Written task :: Could you write out the records below exactly as they appear?

Extracted material ::
━━━━━━━━
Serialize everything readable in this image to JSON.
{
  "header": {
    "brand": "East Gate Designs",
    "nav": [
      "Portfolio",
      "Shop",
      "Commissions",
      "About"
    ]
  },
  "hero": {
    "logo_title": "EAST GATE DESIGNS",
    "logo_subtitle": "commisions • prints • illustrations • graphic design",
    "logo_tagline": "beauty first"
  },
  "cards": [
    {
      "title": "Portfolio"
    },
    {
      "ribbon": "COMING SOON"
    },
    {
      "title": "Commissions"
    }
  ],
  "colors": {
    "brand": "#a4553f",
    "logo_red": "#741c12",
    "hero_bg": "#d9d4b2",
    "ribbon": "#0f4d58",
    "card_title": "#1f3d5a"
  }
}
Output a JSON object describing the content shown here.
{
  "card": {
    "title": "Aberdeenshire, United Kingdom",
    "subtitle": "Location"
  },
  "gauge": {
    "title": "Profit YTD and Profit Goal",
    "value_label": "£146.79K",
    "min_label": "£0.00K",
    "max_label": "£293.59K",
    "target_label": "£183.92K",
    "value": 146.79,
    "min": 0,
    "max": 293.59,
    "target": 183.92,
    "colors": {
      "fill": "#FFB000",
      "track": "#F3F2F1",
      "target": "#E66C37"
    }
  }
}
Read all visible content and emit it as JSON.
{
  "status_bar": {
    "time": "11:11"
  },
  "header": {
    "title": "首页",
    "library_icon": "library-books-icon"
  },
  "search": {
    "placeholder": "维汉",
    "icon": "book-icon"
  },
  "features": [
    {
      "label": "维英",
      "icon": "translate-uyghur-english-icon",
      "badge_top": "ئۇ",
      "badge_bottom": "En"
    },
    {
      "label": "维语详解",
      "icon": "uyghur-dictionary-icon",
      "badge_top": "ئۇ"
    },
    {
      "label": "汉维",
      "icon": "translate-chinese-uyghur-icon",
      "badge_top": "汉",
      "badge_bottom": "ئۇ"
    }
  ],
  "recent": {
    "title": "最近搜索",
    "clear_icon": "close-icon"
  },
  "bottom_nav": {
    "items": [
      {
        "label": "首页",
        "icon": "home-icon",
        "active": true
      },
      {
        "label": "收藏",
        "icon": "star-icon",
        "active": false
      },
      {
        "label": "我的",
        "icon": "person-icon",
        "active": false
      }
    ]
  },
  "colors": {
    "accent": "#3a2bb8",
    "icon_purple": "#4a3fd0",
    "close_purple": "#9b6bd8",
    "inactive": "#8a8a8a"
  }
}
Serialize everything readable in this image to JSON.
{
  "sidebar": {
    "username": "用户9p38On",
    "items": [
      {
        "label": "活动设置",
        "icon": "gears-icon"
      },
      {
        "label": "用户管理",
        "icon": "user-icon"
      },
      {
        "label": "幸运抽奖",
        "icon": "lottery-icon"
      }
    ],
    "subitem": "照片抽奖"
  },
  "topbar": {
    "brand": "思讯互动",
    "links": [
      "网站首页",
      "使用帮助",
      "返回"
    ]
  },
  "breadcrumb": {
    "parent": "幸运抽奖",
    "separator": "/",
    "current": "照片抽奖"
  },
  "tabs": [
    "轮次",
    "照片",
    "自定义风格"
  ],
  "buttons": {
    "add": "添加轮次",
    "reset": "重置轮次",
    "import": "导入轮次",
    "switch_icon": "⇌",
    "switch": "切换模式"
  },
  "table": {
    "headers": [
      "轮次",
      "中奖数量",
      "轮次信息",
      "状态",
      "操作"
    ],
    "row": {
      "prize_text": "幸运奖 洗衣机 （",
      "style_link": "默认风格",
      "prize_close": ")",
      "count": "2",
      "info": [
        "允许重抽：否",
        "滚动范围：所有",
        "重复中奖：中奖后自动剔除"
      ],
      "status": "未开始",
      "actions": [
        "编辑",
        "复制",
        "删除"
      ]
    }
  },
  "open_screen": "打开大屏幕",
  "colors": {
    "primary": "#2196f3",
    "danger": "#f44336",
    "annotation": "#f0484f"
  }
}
━━━━━━━━
Solution to the exercise ::
Serialize everything readable in this image to JSON.
{
  "header": {
    "brand": "East Gate Designs",
    "nav": [
      "Portfolio",
      "Shop",
      "Commissions",
      "About"
    ]
  },
  "hero": {
    "logo_title": "EAST GATE DESIGNS",
    "logo_subtitle": "commisions • prints • illustrations • graphic design",
    "logo_tagline": "beauty first"
  },
  "cards": [
    {
      "title": "Portfolio"
    },
    {
      "ribbon": "COMING SOON"
    },
    {
      "title": "Commissions"
    }
  ],
  "colors": {
    "brand": "#a4553f",
    "logo_red": "#741c12",
    "hero_bg": "#d9d4b2",
    "ribbon": "#0f4d58",
    "card_title": "#1f3d5a"
  }
}
Output a JSON object describing the content shown here.
{
  "card": {
    "title": "Aberdeenshire, United Kingdom",
    "subtitle": "Location"
  },
  "gauge": {
    "title": "Profit YTD and Profit Goal",
    "value_label": "£146.79K",
    "min_label": "£0.00K",
    "max_label": "£293.59K",
    "target_label": "£183.92K",
    "value": 146.79,
    "min": 0,
    "max": 293.59,
    "target": 183.92,
    "colors": {
      "fill": "#FFB000",
      "track": "#F3F2F1",
      "target": "#E66C37"
    }
  }
}
Read all visible content and emit it as JSON.
{
  "status_bar": {
    "time": "11:11"
  },
  "header": {
    "title": "首页",
    "library_icon": "library-books-icon"
  },
  "search": {
    "placeholder": "维汉",
    "icon": "book-icon"
  },
  "features": [
    {
      "label": "维英",
      "icon": "translate-uyghur-english-icon",
      "badge_top": "ئۇ",
      "badge_bottom": "En"
    },
    {
      "label": "维语详解",
      "icon": "uyghur-dictionary-icon",
      "badge_top": "ئۇ"
    },
    {
      "label": "汉维",
      "icon": "translate-chinese-uyghur-icon",
      "badge_top": "汉",
      "badge_bottom": "ئۇ"
    }
  ],
  "recent": {
    "title": "最近搜索",
    "clear_icon": "close-icon"
  },
  "bottom_nav": {
    "items": [
      {
        "label": "首页",
        "icon": "home-icon",
        "active": true
      },
      {
        "label": "收藏",
        "icon": "star-icon",
        "active": false
      },
      {
        "label": "我的",
        "icon": "person-icon",
        "active": false
      }
    ]
  },
  "colors": {
    "accent": "#3a2bb8",
    "icon_purple": "#4a3fd0",
    "close_purple": "#9b6bd8",
    "inactive": "#8a8a8a"
  }
}
Serialize everything readable in this image to JSON.
{
  "sidebar": {
    "username": "用户9p38On",
    "items": [
      {
        "label": "活动设置",
        "icon": "gears-icon"
      },
      {
        "label": "用户管理",
        "icon": "user-icon"
      },
      {
        "label": "幸运抽奖",
        "icon": "lottery-icon"
      }
    ],
    "subitem": "照片抽奖"
  },
  "topbar": {
    "brand": "思讯互动",
    "links": [
      "网站首页",
      "使用帮助",
      "返回"
    ]
  },
  "breadcrumb": {
    "parent": "幸运抽奖",
    "separator": "/",
    "current": "照片抽奖"
  },
  "tabs": [
    "轮次",
    "照片",
    "自定义风格"
  ],
  "buttons": {
    "add": "添加轮次",
    "reset": "重置轮次",
    "import": "导入轮次",
    "switch_icon": "⇌",
    "switch": "切换模式"
  },
  "table": {
    "headers": [
      "轮次",
      "中奖数量",
      "轮次信息",
      "状态",
      "操作"
    ],
    "row": {
      "prize_text": "幸运奖 洗衣机 （",
      "style_link": "默认风格",
      "prize_close": ")",
      "count": "2",
      "info": [
        "允许重抽：否",
        "滚动范围：所有",
        "重复中奖：中奖后自动剔除"
      ],
      "status": "未开始",
      "actions": [
        "编辑",
        "复制",
        "删除"
      ]
    }
  },
  "open_screen": "打开大屏幕",
  "colors": {
    "primary": "#2196f3",
    "danger": "#f44336",
    "annotation": "#f0484f"
  }
}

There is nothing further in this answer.